# SHORT PROBLEM:
Identify the lines containing the word "TetherUS". Copy each one.

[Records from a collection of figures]
[START]

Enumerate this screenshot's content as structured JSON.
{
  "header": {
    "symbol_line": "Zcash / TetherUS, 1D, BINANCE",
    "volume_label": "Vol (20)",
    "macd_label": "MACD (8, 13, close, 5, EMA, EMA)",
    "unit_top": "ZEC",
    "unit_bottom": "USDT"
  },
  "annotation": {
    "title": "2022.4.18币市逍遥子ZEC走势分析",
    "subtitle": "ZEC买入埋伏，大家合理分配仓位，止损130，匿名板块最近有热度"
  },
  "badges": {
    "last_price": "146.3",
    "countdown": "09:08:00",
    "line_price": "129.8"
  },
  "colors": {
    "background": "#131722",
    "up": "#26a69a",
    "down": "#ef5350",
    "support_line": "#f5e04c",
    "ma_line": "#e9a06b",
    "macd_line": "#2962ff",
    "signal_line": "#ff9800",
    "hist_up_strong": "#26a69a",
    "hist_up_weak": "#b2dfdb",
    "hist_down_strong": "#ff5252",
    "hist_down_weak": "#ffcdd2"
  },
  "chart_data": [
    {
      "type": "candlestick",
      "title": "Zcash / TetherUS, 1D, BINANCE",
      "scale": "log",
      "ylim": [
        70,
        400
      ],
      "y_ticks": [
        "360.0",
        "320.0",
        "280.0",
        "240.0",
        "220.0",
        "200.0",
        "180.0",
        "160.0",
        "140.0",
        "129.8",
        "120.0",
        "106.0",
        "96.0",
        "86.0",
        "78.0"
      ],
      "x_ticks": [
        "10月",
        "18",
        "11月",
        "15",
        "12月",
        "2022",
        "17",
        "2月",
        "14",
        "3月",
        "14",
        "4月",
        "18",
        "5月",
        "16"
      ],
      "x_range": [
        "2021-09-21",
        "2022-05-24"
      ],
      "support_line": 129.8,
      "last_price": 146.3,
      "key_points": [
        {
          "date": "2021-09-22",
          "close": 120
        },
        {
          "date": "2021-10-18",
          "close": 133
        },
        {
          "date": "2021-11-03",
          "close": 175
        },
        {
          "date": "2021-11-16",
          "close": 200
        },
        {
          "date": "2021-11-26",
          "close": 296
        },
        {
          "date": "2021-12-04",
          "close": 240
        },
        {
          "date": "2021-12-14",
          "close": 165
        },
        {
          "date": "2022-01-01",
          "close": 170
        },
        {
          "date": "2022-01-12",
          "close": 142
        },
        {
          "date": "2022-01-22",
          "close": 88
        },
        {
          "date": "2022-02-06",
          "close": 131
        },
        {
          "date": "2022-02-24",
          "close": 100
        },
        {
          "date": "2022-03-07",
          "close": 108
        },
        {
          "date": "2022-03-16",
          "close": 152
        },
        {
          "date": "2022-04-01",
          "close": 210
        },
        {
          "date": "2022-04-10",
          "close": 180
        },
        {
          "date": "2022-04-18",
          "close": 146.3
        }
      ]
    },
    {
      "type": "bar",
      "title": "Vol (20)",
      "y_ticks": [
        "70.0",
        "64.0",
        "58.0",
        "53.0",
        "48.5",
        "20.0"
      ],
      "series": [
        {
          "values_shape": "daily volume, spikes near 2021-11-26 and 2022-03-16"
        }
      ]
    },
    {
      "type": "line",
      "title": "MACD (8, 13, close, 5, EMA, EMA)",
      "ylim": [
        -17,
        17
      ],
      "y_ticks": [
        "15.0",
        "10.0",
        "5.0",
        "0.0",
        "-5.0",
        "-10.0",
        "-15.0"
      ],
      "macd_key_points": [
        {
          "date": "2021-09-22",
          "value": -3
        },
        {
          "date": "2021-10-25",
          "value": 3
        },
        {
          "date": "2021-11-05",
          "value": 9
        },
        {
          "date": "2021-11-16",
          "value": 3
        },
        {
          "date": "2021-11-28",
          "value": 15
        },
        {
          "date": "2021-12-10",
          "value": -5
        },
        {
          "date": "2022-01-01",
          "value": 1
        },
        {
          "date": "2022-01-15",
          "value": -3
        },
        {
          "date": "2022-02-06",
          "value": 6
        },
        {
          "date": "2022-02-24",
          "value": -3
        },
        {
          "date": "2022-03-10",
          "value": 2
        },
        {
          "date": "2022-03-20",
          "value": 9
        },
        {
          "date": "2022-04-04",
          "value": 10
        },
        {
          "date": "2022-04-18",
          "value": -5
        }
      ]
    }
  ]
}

[END]

# FULL RESPONSE:
    "symbol_line": "Zcash / TetherUS, 1D, BINANCE",
      "title": "Zcash / TetherUS, 1D, BINANCE",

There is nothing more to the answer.